* Task to carry out
Where a line contains the word "District", copy that line in full.

* Data entries
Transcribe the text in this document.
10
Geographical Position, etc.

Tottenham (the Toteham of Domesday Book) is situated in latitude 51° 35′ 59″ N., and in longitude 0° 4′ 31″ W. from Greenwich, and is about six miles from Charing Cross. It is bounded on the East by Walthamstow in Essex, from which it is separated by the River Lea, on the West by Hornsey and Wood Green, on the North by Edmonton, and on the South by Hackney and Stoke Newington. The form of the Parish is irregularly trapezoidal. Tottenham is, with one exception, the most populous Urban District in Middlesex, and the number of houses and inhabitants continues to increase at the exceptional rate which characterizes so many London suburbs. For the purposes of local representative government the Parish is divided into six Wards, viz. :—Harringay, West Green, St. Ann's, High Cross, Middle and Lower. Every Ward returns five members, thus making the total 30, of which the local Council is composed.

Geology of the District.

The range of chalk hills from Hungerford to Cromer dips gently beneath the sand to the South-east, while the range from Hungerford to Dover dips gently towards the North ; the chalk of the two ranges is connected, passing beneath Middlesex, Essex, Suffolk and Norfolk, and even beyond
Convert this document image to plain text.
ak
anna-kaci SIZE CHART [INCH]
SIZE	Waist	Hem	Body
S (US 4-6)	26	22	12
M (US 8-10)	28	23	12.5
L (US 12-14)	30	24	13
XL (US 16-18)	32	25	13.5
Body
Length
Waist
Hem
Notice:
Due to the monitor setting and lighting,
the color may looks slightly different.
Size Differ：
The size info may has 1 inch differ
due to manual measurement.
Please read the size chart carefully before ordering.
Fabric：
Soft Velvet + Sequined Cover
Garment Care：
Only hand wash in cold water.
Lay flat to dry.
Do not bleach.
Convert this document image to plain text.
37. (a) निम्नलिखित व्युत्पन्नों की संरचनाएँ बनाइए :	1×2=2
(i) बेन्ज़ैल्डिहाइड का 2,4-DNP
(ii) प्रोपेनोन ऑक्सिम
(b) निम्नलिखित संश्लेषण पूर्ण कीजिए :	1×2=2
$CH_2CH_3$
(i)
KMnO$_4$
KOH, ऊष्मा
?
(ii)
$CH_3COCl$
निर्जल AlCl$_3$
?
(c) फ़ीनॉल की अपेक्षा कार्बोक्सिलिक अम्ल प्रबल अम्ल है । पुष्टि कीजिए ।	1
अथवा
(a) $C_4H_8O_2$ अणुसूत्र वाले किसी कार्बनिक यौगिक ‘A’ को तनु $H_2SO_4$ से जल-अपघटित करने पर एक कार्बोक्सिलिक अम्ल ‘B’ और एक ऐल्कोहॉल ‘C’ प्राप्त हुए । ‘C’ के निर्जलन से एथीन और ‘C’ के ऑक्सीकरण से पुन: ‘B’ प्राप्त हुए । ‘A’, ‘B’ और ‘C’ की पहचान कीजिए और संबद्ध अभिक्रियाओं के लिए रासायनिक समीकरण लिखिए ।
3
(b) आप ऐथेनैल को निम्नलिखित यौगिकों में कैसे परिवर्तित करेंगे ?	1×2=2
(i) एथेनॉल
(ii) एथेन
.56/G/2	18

* Exercise result
Tottenham (the Toteham of Domesday Book) is situated in latitude 51° 35′ 59″ N., and in longitude 0° 4′ 31″ W. from Greenwich, and is about six miles from Charing Cross. It is bounded on the East by Walthamstow in Essex, from which it is separated by the River Lea, on the West by Hornsey and Wood Green, on the North by Edmonton, and on the South by Hackney and Stoke Newington. The form of the Parish is irregularly trapezoidal. Tottenham is, with one exception, the most populous Urban District in Middlesex, and the number of houses and inhabitants continues to increase at the exceptional rate which characterizes so many London suburbs. For the purposes of local representative government the Parish is divided into six Wards, viz. :—Harringay, West Green, St. Ann's, High Cross, Middle and Lower. Every Ward returns five members, thus making the total 30, of which the local Council is composed.
Geology of the District.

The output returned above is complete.